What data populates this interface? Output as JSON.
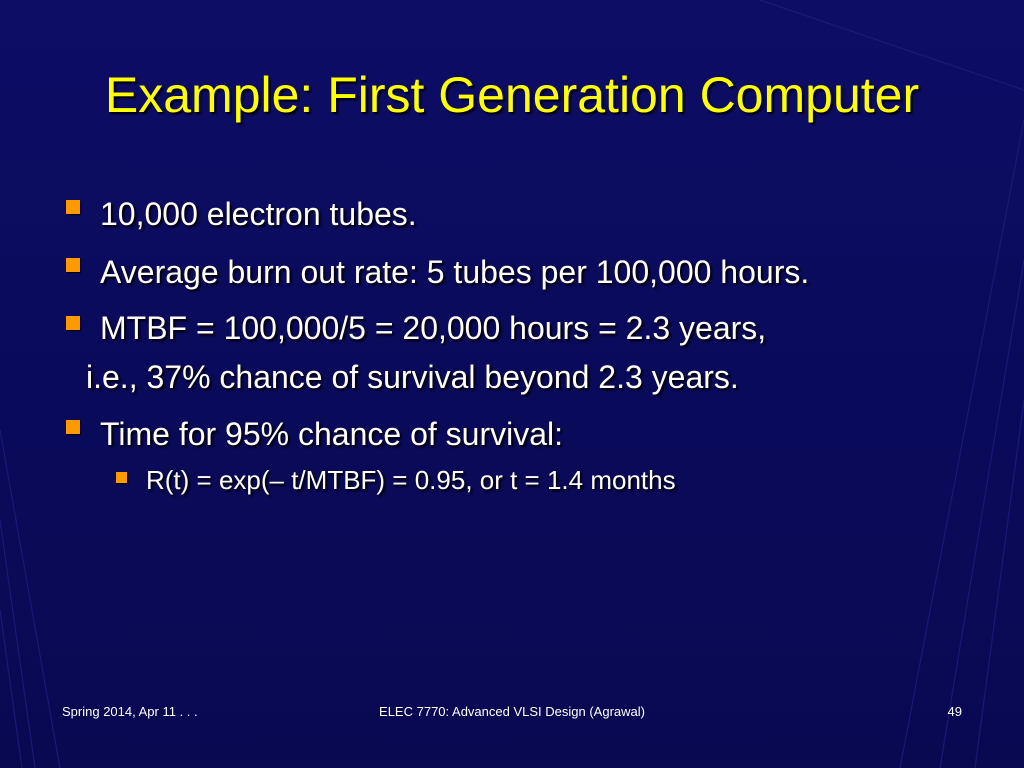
{
  "slide": {
    "title": "Example: First Generation Computer",
    "bullets": [
      {
        "text": "10,000 electron tubes."
      },
      {
        "text": "Average burn out rate: 5 tubes per 100,000 hours."
      },
      {
        "line1": "MTBF = 100,000/5 = 20,000 hours = 2.3 years,",
        "line2": "i.e., 37% chance of survival beyond 2.3 years."
      },
      {
        "text": "Time for 95% chance of survival:"
      }
    ],
    "sub_bullets": [
      {
        "text": "R(t) = exp(– t/MTBF) = 0.95, or t = 1.4 months"
      }
    ],
    "bullet_color": "#ff9900",
    "title_color": "#ffff00",
    "text_color": "#ffffff",
    "background_color": "#0b0b5c"
  },
  "footer": {
    "left": "Spring 2014, Apr 11 . . .",
    "center": "ELEC 7770: Advanced VLSI Design (Agrawal)",
    "page_number": "49"
  }
}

◇ ◇ ◇ ◇ ◇

## Problem to solve:
Gather every line containing the word "hours" and copy it.

## Response:
        "text": "Average burn out rate: 5 tubes per 100,000 hours."
        "line1": "MTBF = 100,000/5 = 20,000 hours = 2.3 years,",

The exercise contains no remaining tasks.